+++ Supplied material

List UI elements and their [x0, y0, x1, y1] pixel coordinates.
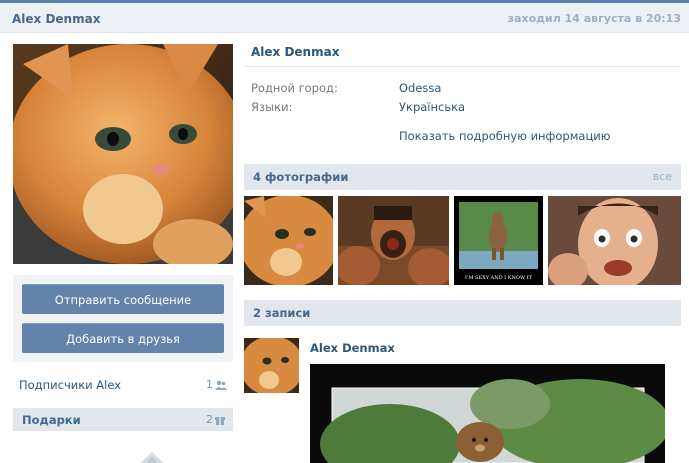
photo-thumb[interactable] — [338, 196, 449, 285]
gifts-section-header[interactable]: Подарки 2 — [13, 408, 233, 431]
post-author-avatar[interactable] — [244, 338, 299, 393]
photos-all-link[interactable]: все — [653, 170, 672, 183]
posts-section-header[interactable]: 2 записи — [244, 300, 681, 326]
info-row-hometown: Родной город: Odessa — [251, 81, 671, 95]
profile-name: Alex Denmax — [251, 45, 340, 59]
gifts-label: Подарки — [22, 413, 81, 427]
info-key: Языки: — [251, 100, 293, 114]
photo-thumb[interactable] — [244, 196, 333, 285]
photos-section-header[interactable]: 4 фотографии все — [244, 164, 681, 190]
photo-caption: I'M SEXY AND I KNOW IT — [465, 275, 533, 281]
info-value-link[interactable]: Українська — [399, 100, 465, 114]
profile-avatar[interactable] — [13, 44, 233, 264]
subscribers-count: 1 — [206, 378, 213, 391]
action-buttons-box: Отправить сообщение Добавить в друзья — [13, 275, 233, 362]
send-message-button[interactable]: Отправить сообщение — [22, 284, 224, 314]
post-image[interactable] — [310, 364, 665, 463]
posts-title: 2 записи — [253, 306, 311, 320]
subscribers-counter: 1 — [206, 378, 227, 391]
gift-image[interactable] — [132, 450, 172, 463]
info-row-languages: Языки: Українська — [251, 100, 671, 114]
page-header: Alex Denmax заходил 14 августа в 20:13 — [0, 3, 689, 33]
gift-icon — [215, 417, 225, 425]
info-value-link[interactable]: Odessa — [399, 81, 441, 95]
show-more-info-link[interactable]: Показать подробную информацию — [399, 129, 610, 143]
photo-thumb[interactable]: I'M SEXY AND I KNOW IT — [454, 196, 543, 285]
subscribers-link[interactable]: Подписчики Alex 1 — [19, 378, 227, 392]
info-key: Родной город: — [251, 81, 338, 95]
add-friend-button[interactable]: Добавить в друзья — [22, 323, 224, 353]
post-author-name[interactable]: Alex Denmax — [310, 341, 395, 355]
subscribers-label: Подписчики Alex — [19, 378, 122, 392]
last-seen-status: заходил 14 августа в 20:13 — [507, 12, 681, 25]
photos-title: 4 фотографии — [253, 170, 349, 184]
gifts-counter: 2 — [206, 413, 225, 426]
header-user-name[interactable]: Alex Denmax — [12, 12, 100, 26]
gifts-count: 2 — [206, 413, 213, 426]
users-icon — [215, 380, 227, 390]
divider — [244, 66, 681, 67]
photo-thumb[interactable] — [548, 196, 681, 285]
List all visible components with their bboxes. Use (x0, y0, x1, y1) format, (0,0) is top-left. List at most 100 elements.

++++++

- _Task objective_
Format every line of the material above as a Markdown table with the columns "No." and "Line", one numbered row per line, skipping blank lines. Omit the picture.

- _Answer in full_
| No. | Line |
|---|---|
| 1 | List UI elements and their [x0, y0, x1, y1] pixel coordinates. |
| 2 | photo-thumb[interactable] — [338, 196, 449, 285] |
| 3 | gifts-section-header[interactable]: Подарки 2 — [13, 408, 233, 431] |
| 4 | post-author-avatar[interactable] — [244, 338, 299, 393] |
| 5 | photos-all-link[interactable]: все — [653, 170, 672, 183] |
| 6 | posts-section-header[interactable]: 2 записи — [244, 300, 681, 326] |
| 7 | info-row-hometown: Родной город: Odessa — [251, 81, 671, 95] |
| 8 | profile-name: Alex Denmax — [251, 45, 340, 59] |
| 9 | gifts-label: Подарки — [22, 413, 81, 427] |
| 10 | info-key: Языки: — [251, 100, 293, 114] |
| 11 | photo-thumb[interactable] — [244, 196, 333, 285] |
| 12 | photos-section-header[interactable]: 4 фотографии все — [244, 164, 681, 190] |
| 13 | photo-caption: I'M SEXY AND I KNOW IT — [465, 275, 533, 281] |
| 14 | info-value-link[interactable]: Українська — [399, 100, 465, 114] |
| 15 | profile-avatar[interactable] — [13, 44, 233, 264] |
| 16 | subscribers-count: 1 — [206, 378, 213, 391] |
| 17 | action-buttons-box: Отправить сообщение Добавить в друзья — [13, 275, 233, 362] |
| 18 | send-message-button[interactable]: Отправить сообщение — [22, 284, 224, 314] |
| 19 | post-image[interactable] — [310, 364, 665, 463] |
| 20 | posts-title: 2 записи — [253, 306, 311, 320] |
| 21 | subscribers-counter: 1 — [206, 378, 227, 391] |
| 22 | gift-image[interactable] — [132, 450, 172, 463] |
| 23 | info-row-languages: Языки: Українська — [251, 100, 671, 114] |
| 24 | page-header: Alex Denmax заходил 14 августа в 20:13 — [0, 3, 689, 33] |
| 25 | gift-icon — [215, 417, 225, 425] |
| 26 | info-value-link[interactable]: Odessa — [399, 81, 441, 95] |
| 27 | show-more-info-link[interactable]: Показать подробную информацию — [399, 129, 610, 143] |
| 28 | photo-thumb[interactable]: I'M SEXY AND I KNOW IT — [454, 196, 543, 285] |
| 29 | subscribers-link[interactable]: Подписчики Alex 1 — [19, 378, 227, 392] |
| 30 | info-key: Родной город: — [251, 81, 338, 95] |
| 31 | add-friend-button[interactable]: Добавить в друзья — [22, 323, 224, 353] |
| 32 | post-author-name[interactable]: Alex Denmax — [310, 341, 395, 355] |
| 33 | subscribers-label: Подписчики Alex — [19, 378, 122, 392] |
| 34 | last-seen-status: заходил 14 августа в 20:13 — [507, 12, 681, 25] |
| 35 | photos-title: 4 фотографии — [253, 170, 349, 184] |
| 36 | gifts-counter: 2 — [206, 413, 225, 426] |
| 37 | header-user-name[interactable]: Alex Denmax — [12, 12, 100, 26] |
| 38 | gifts-count: 2 — [206, 413, 213, 426] |
| 39 | users-icon — [215, 380, 227, 390] |
| 40 | divider — [244, 66, 681, 67] |
| 41 | photo-thumb[interactable] — [548, 196, 681, 285] |
| 42 | List all visible components with their bboxes. Use (x0, y0, x1, y1) format, (0,0) is top-left. List at most 100 elements. |